:: GIVEN DATA ::
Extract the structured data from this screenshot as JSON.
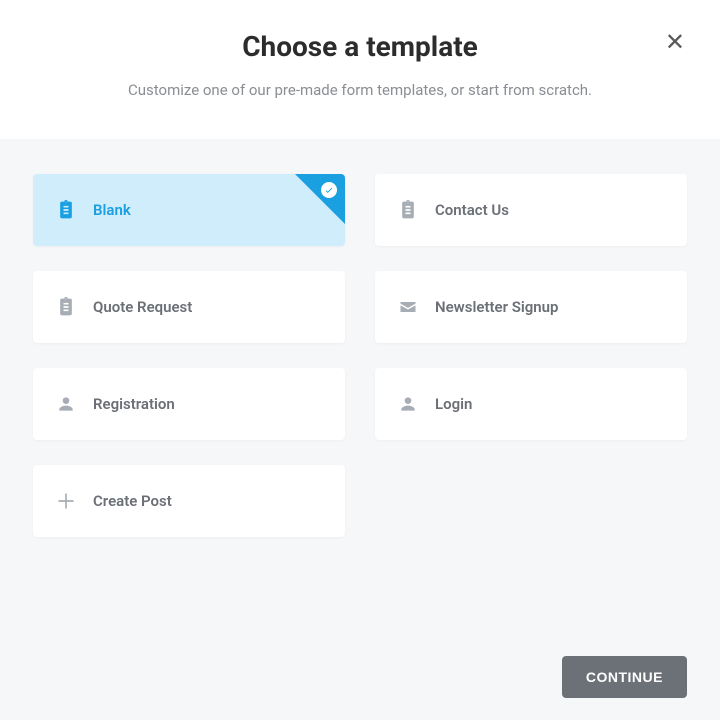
{
  "header": {
    "title": "Choose a template",
    "subtitle": "Customize one of our pre-made form templates, or start from scratch."
  },
  "templates": [
    {
      "label": "Blank",
      "icon": "clipboard",
      "selected": true
    },
    {
      "label": "Contact Us",
      "icon": "clipboard",
      "selected": false
    },
    {
      "label": "Quote Request",
      "icon": "clipboard",
      "selected": false
    },
    {
      "label": "Newsletter Signup",
      "icon": "envelope",
      "selected": false
    },
    {
      "label": "Registration",
      "icon": "person",
      "selected": false
    },
    {
      "label": "Login",
      "icon": "person",
      "selected": false
    },
    {
      "label": "Create Post",
      "icon": "plus",
      "selected": false
    }
  ],
  "footer": {
    "continue_label": "CONTINUE"
  }
}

:: JOB ::
From the material above, reproduce everything verbatim except the pictures.

:: RESULT OF THE EXERCISE ::
Extract the structured data from this screenshot as JSON.
{
  "header": {
    "title": "Choose a template",
    "subtitle": "Customize one of our pre-made form templates, or start from scratch."
  },
  "templates": [
    {
      "label": "Blank",
      "icon": "clipboard",
      "selected": true
    },
    {
      "label": "Contact Us",
      "icon": "clipboard",
      "selected": false
    },
    {
      "label": "Quote Request",
      "icon": "clipboard",
      "selected": false
    },
    {
      "label": "Newsletter Signup",
      "icon": "envelope",
      "selected": false
    },
    {
      "label": "Registration",
      "icon": "person",
      "selected": false
    },
    {
      "label": "Login",
      "icon": "person",
      "selected": false
    },
    {
      "label": "Create Post",
      "icon": "plus",
      "selected": false
    }
  ],
  "footer": {
    "continue_label": "CONTINUE"
  }
}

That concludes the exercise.